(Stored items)
--------------------------------------------------

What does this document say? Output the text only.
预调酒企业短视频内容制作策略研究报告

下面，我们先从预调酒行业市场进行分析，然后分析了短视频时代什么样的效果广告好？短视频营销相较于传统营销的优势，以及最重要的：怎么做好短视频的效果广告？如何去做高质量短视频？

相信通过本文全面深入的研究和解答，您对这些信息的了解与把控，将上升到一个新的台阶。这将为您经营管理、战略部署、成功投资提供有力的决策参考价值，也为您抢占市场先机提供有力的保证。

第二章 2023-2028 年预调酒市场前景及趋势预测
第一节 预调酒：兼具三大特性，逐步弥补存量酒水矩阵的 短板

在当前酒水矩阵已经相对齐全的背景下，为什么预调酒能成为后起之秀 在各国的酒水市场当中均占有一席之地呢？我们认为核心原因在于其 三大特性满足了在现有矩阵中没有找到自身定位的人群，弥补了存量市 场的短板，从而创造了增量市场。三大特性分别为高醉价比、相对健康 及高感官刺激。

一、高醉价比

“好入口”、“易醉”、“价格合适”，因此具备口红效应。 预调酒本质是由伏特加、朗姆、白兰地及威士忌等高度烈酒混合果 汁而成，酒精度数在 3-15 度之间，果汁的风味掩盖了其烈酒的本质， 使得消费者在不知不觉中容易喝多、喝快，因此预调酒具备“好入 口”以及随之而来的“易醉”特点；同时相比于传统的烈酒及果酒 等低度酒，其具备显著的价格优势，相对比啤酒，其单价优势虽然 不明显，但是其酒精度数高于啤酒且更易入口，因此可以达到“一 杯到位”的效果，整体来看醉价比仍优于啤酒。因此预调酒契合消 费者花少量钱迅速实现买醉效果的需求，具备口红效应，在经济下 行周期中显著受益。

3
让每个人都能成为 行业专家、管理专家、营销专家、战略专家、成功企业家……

--------------------------------------------------

What you have to do
Write out the material exactly as given.

Problem solution
What does this document say? Output the text only.
预调酒企业短视频内容制作策略研究报告

下面，我们先从预调酒行业市场进行分析，然后分析了短视频时代什么样的效果广告好？短视频营销相较于传统营销的优势，以及最重要的：怎么做好短视频的效果广告？如何去做高质量短视频？

相信通过本文全面深入的研究和解答，您对这些信息的了解与把控，将上升到一个新的台阶。这将为您经营管理、战略部署、成功投资提供有力的决策参考价值，也为您抢占市场先机提供有力的保证。

第二章 2023-2028 年预调酒市场前景及趋势预测
第一节 预调酒：兼具三大特性，逐步弥补存量酒水矩阵的 短板

在当前酒水矩阵已经相对齐全的背景下，为什么预调酒能成为后起之秀 在各国的酒水市场当中均占有一席之地呢？我们认为核心原因在于其 三大特性满足了在现有矩阵中没有找到自身定位的人群，弥补了存量市 场的短板，从而创造了增量市场。三大特性分别为高醉价比、相对健康 及高感官刺激。

一、高醉价比

“好入口”、“易醉”、“价格合适”，因此具备口红效应。 预调酒本质是由伏特加、朗姆、白兰地及威士忌等高度烈酒混合果 汁而成，酒精度数在 3-15 度之间，果汁的风味掩盖了其烈酒的本质， 使得消费者在不知不觉中容易喝多、喝快，因此预调酒具备“好入 口”以及随之而来的“易醉”特点；同时相比于传统的烈酒及果酒 等低度酒，其具备显著的价格优势，相对比啤酒，其单价优势虽然 不明显，但是其酒精度数高于啤酒且更易入口，因此可以达到“一 杯到位”的效果，整体来看醉价比仍优于啤酒。因此预调酒契合消 费者花少量钱迅速实现买醉效果的需求，具备口红效应，在经济下 行周期中显著受益。

3
让每个人都能成为 行业专家、管理专家、营销专家、战略专家、成功企业家……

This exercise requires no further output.